BEGIN
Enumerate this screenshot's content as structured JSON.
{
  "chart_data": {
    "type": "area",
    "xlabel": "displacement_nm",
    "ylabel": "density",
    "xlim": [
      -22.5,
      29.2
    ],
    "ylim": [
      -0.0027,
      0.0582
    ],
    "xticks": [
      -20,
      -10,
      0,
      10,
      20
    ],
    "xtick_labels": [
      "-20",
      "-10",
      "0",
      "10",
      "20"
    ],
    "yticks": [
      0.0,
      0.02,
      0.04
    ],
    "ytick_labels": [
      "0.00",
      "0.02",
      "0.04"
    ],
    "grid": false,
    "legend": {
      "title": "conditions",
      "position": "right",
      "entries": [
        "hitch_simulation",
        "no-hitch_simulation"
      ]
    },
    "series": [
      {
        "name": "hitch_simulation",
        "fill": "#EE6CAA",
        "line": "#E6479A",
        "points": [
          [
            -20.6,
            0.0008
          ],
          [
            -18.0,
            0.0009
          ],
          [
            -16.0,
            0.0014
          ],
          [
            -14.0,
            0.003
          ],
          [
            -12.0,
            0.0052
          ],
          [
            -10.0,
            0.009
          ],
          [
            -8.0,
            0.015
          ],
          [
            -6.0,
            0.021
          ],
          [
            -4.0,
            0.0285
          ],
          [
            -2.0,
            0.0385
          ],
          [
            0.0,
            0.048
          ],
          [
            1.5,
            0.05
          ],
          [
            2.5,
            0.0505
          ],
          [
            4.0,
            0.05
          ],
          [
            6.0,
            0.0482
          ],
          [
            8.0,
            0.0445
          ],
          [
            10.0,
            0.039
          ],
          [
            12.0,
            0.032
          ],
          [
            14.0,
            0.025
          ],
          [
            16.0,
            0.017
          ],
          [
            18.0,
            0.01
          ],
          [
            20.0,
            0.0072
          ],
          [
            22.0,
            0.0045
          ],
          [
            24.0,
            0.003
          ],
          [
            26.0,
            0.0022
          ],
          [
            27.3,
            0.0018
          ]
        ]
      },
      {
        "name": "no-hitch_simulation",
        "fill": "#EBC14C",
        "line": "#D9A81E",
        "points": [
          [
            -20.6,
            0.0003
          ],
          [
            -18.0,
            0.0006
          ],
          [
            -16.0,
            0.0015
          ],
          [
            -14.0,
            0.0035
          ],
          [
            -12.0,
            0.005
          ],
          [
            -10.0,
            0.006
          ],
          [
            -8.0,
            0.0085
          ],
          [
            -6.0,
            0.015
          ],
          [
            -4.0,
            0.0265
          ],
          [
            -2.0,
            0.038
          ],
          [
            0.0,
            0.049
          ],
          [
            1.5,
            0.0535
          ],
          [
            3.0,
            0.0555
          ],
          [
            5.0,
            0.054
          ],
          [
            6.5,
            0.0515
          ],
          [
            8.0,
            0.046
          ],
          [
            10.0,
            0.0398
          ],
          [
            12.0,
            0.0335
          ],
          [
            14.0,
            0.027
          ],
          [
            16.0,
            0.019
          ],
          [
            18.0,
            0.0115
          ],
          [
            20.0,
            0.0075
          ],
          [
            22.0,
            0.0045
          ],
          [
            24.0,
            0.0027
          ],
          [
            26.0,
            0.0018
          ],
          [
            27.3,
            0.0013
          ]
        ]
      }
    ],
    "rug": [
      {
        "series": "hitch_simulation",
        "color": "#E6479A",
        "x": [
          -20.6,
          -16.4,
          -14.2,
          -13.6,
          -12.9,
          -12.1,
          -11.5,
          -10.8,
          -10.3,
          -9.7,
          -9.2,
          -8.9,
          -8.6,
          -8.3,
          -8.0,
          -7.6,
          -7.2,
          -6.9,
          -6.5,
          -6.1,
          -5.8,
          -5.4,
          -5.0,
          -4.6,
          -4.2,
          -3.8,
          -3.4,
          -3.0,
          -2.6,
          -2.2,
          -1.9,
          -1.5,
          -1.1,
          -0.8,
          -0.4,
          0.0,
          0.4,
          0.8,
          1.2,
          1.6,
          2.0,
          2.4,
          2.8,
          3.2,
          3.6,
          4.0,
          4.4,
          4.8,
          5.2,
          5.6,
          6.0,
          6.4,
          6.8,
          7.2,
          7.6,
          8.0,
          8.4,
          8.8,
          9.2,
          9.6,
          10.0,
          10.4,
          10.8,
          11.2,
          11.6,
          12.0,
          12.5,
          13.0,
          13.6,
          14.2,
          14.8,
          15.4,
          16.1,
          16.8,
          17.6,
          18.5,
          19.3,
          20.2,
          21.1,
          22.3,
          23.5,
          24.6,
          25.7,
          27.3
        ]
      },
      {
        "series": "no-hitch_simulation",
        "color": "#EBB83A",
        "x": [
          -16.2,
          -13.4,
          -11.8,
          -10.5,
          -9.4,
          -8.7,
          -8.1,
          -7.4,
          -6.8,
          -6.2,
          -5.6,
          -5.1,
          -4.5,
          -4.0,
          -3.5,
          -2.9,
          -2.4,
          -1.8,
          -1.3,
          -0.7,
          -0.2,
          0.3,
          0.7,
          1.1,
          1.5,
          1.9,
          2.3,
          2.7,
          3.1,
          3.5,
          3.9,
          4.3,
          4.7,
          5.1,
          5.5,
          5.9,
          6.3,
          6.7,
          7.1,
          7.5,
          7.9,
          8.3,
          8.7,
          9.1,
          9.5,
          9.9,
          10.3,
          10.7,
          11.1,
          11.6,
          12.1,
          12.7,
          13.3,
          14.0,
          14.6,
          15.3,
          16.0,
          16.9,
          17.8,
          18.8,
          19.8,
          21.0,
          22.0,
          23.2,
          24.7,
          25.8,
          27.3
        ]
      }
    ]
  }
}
END
Transcribe every entry word for word.

Enumerate this screenshot's content as structured JSON.
{
  "chart_data": {
    "type": "area",
    "xlabel": "displacement_nm",
    "ylabel": "density",
    "xlim": [
      -22.5,
      29.2
    ],
    "ylim": [
      -0.0027,
      0.0582
    ],
    "xticks": [
      -20,
      -10,
      0,
      10,
      20
    ],
    "xtick_labels": [
      "-20",
      "-10",
      "0",
      "10",
      "20"
    ],
    "yticks": [
      0.0,
      0.02,
      0.04
    ],
    "ytick_labels": [
      "0.00",
      "0.02",
      "0.04"
    ],
    "grid": false,
    "legend": {
      "title": "conditions",
      "position": "right",
      "entries": [
        "hitch_simulation",
        "no-hitch_simulation"
      ]
    },
    "series": [
      {
        "name": "hitch_simulation",
        "fill": "#EE6CAA",
        "line": "#E6479A",
        "points": [
          [
            -20.6,
            0.0008
          ],
          [
            -18.0,
            0.0009
          ],
          [
            -16.0,
            0.0014
          ],
          [
            -14.0,
            0.003
          ],
          [
            -12.0,
            0.0052
          ],
          [
            -10.0,
            0.009
          ],
          [
            -8.0,
            0.015
          ],
          [
            -6.0,
            0.021
          ],
          [
            -4.0,
            0.0285
          ],
          [
            -2.0,
            0.0385
          ],
          [
            0.0,
            0.048
          ],
          [
            1.5,
            0.05
          ],
          [
            2.5,
            0.0505
          ],
          [
            4.0,
            0.05
          ],
          [
            6.0,
            0.0482
          ],
          [
            8.0,
            0.0445
          ],
          [
            10.0,
            0.039
          ],
          [
            12.0,
            0.032
          ],
          [
            14.0,
            0.025
          ],
          [
            16.0,
            0.017
          ],
          [
            18.0,
            0.01
          ],
          [
            20.0,
            0.0072
          ],
          [
            22.0,
            0.0045
          ],
          [
            24.0,
            0.003
          ],
          [
            26.0,
            0.0022
          ],
          [
            27.3,
            0.0018
          ]
        ]
      },
      {
        "name": "no-hitch_simulation",
        "fill": "#EBC14C",
        "line": "#D9A81E",
        "points": [
          [
            -20.6,
            0.0003
          ],
          [
            -18.0,
            0.0006
          ],
          [
            -16.0,
            0.0015
          ],
          [
            -14.0,
            0.0035
          ],
          [
            -12.0,
            0.005
          ],
          [
            -10.0,
            0.006
          ],
          [
            -8.0,
            0.0085
          ],
          [
            -6.0,
            0.015
          ],
          [
            -4.0,
            0.0265
          ],
          [
            -2.0,
            0.038
          ],
          [
            0.0,
            0.049
          ],
          [
            1.5,
            0.0535
          ],
          [
            3.0,
            0.0555
          ],
          [
            5.0,
            0.054
          ],
          [
            6.5,
            0.0515
          ],
          [
            8.0,
            0.046
          ],
          [
            10.0,
            0.0398
          ],
          [
            12.0,
            0.0335
          ],
          [
            14.0,
            0.027
          ],
          [
            16.0,
            0.019
          ],
          [
            18.0,
            0.0115
          ],
          [
            20.0,
            0.0075
          ],
          [
            22.0,
            0.0045
          ],
          [
            24.0,
            0.0027
          ],
          [
            26.0,
            0.0018
          ],
          [
            27.3,
            0.0013
          ]
        ]
      }
    ],
    "rug": [
      {
        "series": "hitch_simulation",
        "color": "#E6479A",
        "x": [
          -20.6,
          -16.4,
          -14.2,
          -13.6,
          -12.9,
          -12.1,
          -11.5,
          -10.8,
          -10.3,
          -9.7,
          -9.2,
          -8.9,
          -8.6,
          -8.3,
          -8.0,
          -7.6,
          -7.2,
          -6.9,
          -6.5,
          -6.1,
          -5.8,
          -5.4,
          -5.0,
          -4.6,
          -4.2,
          -3.8,
          -3.4,
          -3.0,
          -2.6,
          -2.2,
          -1.9,
          -1.5,
          -1.1,
          -0.8,
          -0.4,
          0.0,
          0.4,
          0.8,
          1.2,
          1.6,
          2.0,
          2.4,
          2.8,
          3.2,
          3.6,
          4.0,
          4.4,
          4.8,
          5.2,
          5.6,
          6.0,
          6.4,
          6.8,
          7.2,
          7.6,
          8.0,
          8.4,
          8.8,
          9.2,
          9.6,
          10.0,
          10.4,
          10.8,
          11.2,
          11.6,
          12.0,
          12.5,
          13.0,
          13.6,
          14.2,
          14.8,
          15.4,
          16.1,
          16.8,
          17.6,
          18.5,
          19.3,
          20.2,
          21.1,
          22.3,
          23.5,
          24.6,
          25.7,
          27.3
        ]
      },
      {
        "series": "no-hitch_simulation",
        "color": "#EBB83A",
        "x": [
          -16.2,
          -13.4,
          -11.8,
          -10.5,
          -9.4,
          -8.7,
          -8.1,
          -7.4,
          -6.8,
          -6.2,
          -5.6,
          -5.1,
          -4.5,
          -4.0,
          -3.5,
          -2.9,
          -2.4,
          -1.8,
          -1.3,
          -0.7,
          -0.2,
          0.3,
          0.7,
          1.1,
          1.5,
          1.9,
          2.3,
          2.7,
          3.1,
          3.5,
          3.9,
          4.3,
          4.7,
          5.1,
          5.5,
          5.9,
          6.3,
          6.7,
          7.1,
          7.5,
          7.9,
          8.3,
          8.7,
          9.1,
          9.5,
          9.9,
          10.3,
          10.7,
          11.1,
          11.6,
          12.1,
          12.7,
          13.3,
          14.0,
          14.6,
          15.3,
          16.0,
          16.9,
          17.8,
          18.8,
          19.8,
          21.0,
          22.0,
          23.2,
          24.7,
          25.8,
          27.3
        ]
      }
    ]
  }
}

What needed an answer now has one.